If he wants to make America great again in the eyes of the world, he needs to be bolder than Biden: By bringing Ukraine into NATO as the foundation of a peace agreement.

It will cost U.S. taxpayers less to support Ukraine inside NATO than outside on an ad-hoc basis.

Stephen M. Walt, Robert and Renee Belfer Professor of International Affairs, Harvard Kennedy School

Ukraine was not going to" win" the war—if winning means regaining its lost territory—and Kyiv is going to have to cut a deal with Moscow eventually. Trump's victory will weaken its bargaining position considerably, however, and it will have to accept an even worse outcome than it might have achieved with Harris in office.

Barry R. Posen, Ford International Professor of Political Science, MIT

It has been clear for some months that Ukraine is unlikely to recover its lost lands through military action. Russia is too strong. Indeed, Ukraine is losing more territory even now.

Ukraine did manage to maintain its political autonomy, and it has seemed strong enough on the ground, with Western help, to defend against a complete Russian takeover.

With Trump's election, the notion of reversing Russian gains seems utterly implausible. Ukraine may be able to continue to defend most of its remaining territory, with the help of its other allies, but it will get only modest help from the US.

It is also likely that Trump will indeed be willing to negotiate with Russia "about Ukraine, without Ukraine."

James​​​​ Carafano, Senior Counselor to the President and E.W. Richardson Fellow, The Heritage Foundation

Of course not. A free and secure Ukraine is in America's interest.

The president wants the fighting to stop, so do Ukrainians. He wants the country rebuilt. So do Ukrainians. I think interests will converge.

Most of the conservative concern in the U.S. was there was no plan and a risk-averse president. That changes now.

Dr. Jamie Shea, Associate Fellow, International Security Programme, Chatham House

On Ukraine, it's too early to say. There is strong support for Ukraine among Republicans and they don't want to see the U.S. caving into Russia. The entry of North Korea into the war and China and Iran's military support for Russia changes the geo-strategic calculus for the U.S. Trump will not want to appear weak.

Moreover, if Republicans control Congress, aid to Ukraine is no longer a partisan issue of frustrating the foreign policy of a Democratic Biden administration.

Trump will get different advice from his aides on Ukraine and we will need to see what side of the fence he comes down on. But Trump will certainly demand a more realistic and credible strategy for ending the war and shift more of the burden of helping Ukraine to the Europeans and NATO.

Key question: Will he seek to cancel the billions of dollars of U.S. military and financial support to Kyiv that are already in the pipeline following Congressional approval of the $61 billion supplemental last summer?

Professor Mark Webber, Department of Political Science and International Studies, University of Birmingham, U.K.

It is simply too early to tell. Trump is a skeptic of the war and has a poor relationship with Zelensky.

But the bromance with Putin is exaggerated. Trump may seek to start talks with the Kremlin after his inauguration but he will not take kindly to a Putin who seeks to exploit American goodwill.

--

- [Request]
Answer these questions using the expert comments on Ukraine.
1. What reason does Barry R. Posen give for Ukraine being unlikely to recover its lost lands through military action?
2. What was the size of the supplemental that Congress approved last summer, according to Dr. Jamie Shea?
3. According to Professor Mark Webber, who does Trump have a poor relationship with?

- [Given data]
--

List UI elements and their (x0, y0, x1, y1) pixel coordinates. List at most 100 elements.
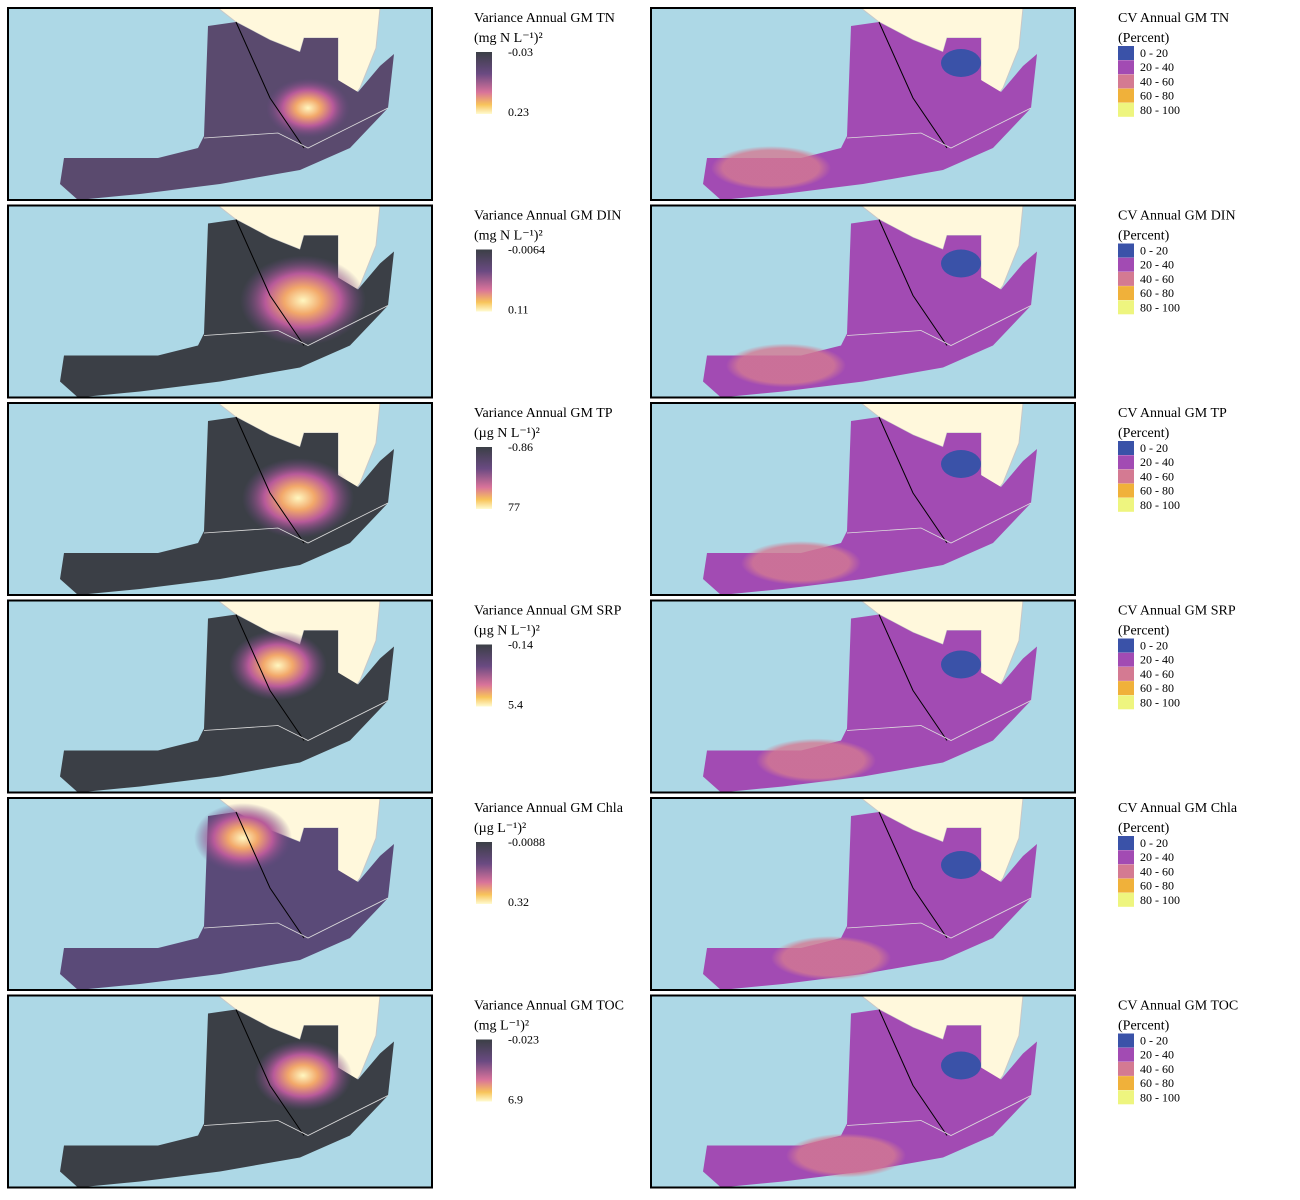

--

- [Task answer]
1. Russia is too strong.
2. $61 billion.
3. Zelensky.